-- START OF DATA EXTRACT --

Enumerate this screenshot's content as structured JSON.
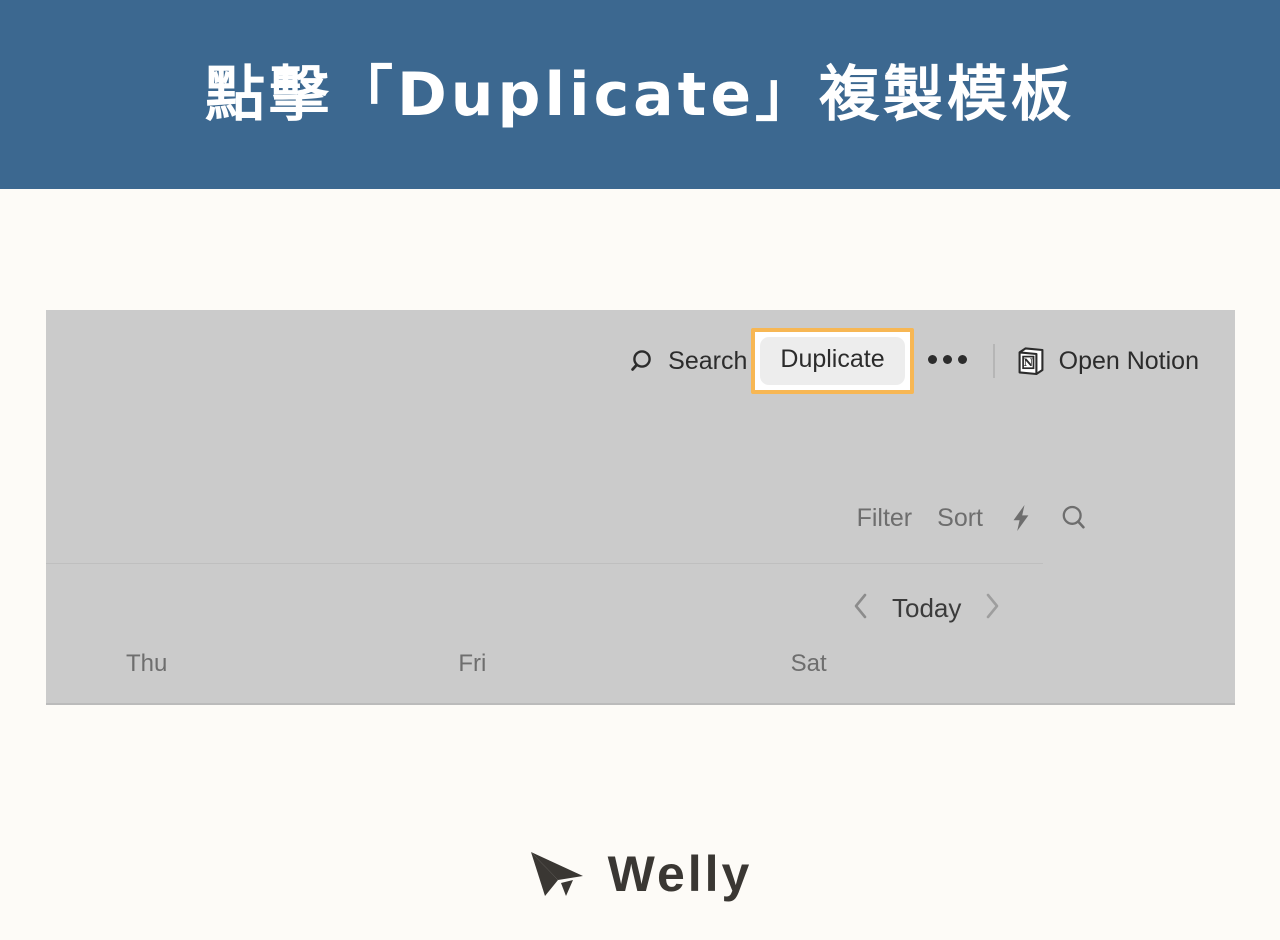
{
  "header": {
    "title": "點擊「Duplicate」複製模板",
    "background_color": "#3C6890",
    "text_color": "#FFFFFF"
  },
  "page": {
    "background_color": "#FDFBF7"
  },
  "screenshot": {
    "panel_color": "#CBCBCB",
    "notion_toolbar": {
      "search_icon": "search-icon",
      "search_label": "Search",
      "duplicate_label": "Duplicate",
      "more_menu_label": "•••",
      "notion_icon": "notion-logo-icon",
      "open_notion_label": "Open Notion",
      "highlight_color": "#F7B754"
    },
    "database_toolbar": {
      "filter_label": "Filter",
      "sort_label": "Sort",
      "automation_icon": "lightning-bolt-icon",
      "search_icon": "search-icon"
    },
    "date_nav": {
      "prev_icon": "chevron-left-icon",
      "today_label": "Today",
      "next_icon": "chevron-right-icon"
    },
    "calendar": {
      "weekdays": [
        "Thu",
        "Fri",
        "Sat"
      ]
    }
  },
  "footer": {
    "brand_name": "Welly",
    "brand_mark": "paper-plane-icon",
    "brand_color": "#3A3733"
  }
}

-- END OF DATA EXTRACT --
-- START OF DATA EXTRACT --

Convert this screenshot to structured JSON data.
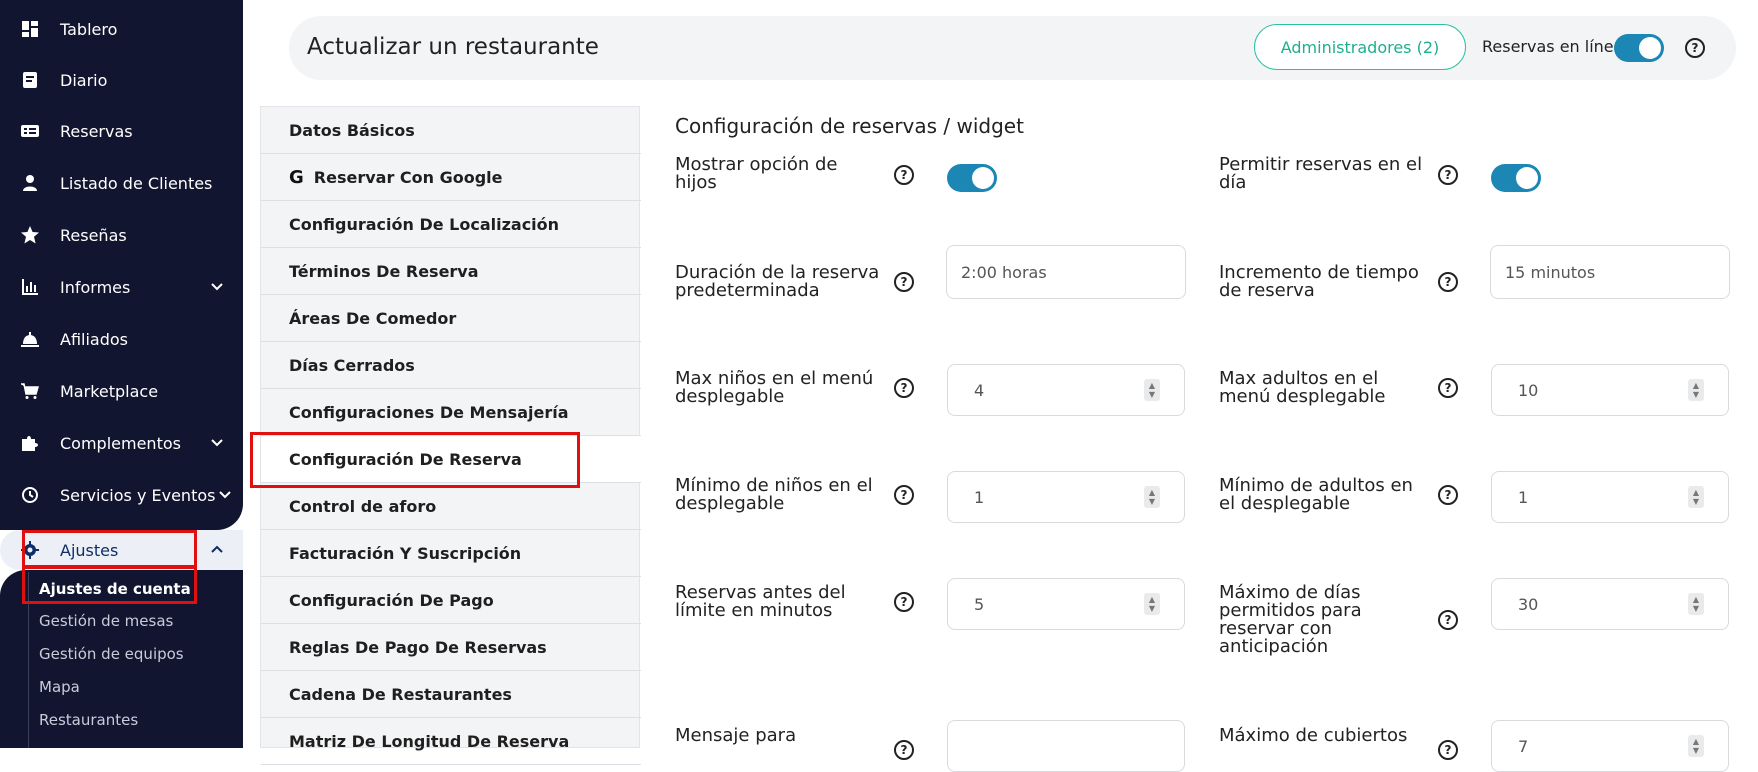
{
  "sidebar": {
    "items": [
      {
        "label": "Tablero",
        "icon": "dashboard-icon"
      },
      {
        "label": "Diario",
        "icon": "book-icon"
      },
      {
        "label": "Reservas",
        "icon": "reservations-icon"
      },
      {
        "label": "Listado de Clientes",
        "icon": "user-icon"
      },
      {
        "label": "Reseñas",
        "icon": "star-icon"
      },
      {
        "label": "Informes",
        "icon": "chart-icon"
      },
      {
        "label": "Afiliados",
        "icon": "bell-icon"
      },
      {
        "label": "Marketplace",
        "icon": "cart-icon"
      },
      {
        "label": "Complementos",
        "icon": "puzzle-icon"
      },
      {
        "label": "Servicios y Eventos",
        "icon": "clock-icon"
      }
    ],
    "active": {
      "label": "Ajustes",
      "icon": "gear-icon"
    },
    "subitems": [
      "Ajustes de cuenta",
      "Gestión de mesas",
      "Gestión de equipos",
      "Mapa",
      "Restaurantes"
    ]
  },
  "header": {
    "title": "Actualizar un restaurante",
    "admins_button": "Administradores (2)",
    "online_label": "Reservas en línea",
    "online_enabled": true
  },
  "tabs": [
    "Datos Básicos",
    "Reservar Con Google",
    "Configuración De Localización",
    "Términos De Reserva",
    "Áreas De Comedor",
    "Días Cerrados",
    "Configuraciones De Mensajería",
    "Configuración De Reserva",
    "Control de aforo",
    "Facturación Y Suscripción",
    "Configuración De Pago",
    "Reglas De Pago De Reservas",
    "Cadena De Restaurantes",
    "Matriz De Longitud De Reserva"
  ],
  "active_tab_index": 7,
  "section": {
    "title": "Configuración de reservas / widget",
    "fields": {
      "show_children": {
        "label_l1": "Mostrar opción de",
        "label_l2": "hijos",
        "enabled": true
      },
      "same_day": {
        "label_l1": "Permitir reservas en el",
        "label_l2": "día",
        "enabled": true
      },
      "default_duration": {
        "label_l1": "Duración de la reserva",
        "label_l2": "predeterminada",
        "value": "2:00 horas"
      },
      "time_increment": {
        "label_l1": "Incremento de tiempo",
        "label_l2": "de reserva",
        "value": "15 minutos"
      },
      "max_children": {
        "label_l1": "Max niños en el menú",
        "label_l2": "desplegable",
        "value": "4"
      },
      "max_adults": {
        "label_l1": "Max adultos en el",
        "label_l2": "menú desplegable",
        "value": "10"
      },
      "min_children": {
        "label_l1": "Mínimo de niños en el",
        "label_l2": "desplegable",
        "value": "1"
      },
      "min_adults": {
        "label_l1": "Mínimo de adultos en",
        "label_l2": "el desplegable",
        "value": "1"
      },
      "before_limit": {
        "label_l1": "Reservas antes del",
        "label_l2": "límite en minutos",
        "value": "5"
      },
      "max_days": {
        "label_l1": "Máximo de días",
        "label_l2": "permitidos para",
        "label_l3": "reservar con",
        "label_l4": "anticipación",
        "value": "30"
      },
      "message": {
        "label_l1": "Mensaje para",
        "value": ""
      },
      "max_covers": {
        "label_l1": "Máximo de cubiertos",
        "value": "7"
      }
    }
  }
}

-- END OF DATA EXTRACT --

◆ **WHAT YOU WILL DO**: Gather each line in the entries above where the string "structured" is found.

◆ **SOLUTION TO THIS PROBLEM**:
Enumerate this screenshot's content as structured JSON.
Convert this screenshot to structured JSON data.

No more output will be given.